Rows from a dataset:
══════════════════════════════

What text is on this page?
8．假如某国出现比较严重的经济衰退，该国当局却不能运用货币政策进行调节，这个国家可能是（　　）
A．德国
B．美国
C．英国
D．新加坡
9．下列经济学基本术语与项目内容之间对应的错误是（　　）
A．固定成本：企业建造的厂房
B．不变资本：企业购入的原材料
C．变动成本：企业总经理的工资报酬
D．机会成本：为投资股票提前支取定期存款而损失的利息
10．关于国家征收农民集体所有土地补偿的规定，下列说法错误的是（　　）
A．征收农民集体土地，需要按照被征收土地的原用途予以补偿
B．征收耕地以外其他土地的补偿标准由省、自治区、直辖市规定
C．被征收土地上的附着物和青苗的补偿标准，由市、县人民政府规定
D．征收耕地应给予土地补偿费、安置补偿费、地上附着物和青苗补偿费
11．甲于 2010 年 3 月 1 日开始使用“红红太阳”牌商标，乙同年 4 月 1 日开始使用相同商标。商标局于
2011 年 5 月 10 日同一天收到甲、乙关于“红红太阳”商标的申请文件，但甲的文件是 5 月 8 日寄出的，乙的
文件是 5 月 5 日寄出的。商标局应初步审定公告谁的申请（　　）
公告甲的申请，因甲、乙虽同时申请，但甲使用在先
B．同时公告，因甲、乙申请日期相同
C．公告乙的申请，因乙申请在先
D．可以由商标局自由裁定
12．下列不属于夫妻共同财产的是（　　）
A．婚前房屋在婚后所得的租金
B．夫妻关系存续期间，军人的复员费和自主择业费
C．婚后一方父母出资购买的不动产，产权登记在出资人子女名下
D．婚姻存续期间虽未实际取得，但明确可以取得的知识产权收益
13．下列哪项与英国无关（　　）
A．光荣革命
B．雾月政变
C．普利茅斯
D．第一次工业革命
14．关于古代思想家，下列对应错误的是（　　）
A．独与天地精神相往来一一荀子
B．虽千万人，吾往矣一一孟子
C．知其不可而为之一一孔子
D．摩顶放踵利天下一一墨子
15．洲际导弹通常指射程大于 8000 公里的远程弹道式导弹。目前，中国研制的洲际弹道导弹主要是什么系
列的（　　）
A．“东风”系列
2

══════════════════════════════

Exercise prompt | Lines that hold "日寄出的" are the ones to copy; find all of them.

Task response |
2011 年 5 月 10 日同一天收到甲、乙关于“红红太阳”商标的申请文件，但甲的文件是 5 月 8 日寄出的，乙的
文件是 5 月 5 日寄出的。商标局应初步审定公告谁的申请（　　）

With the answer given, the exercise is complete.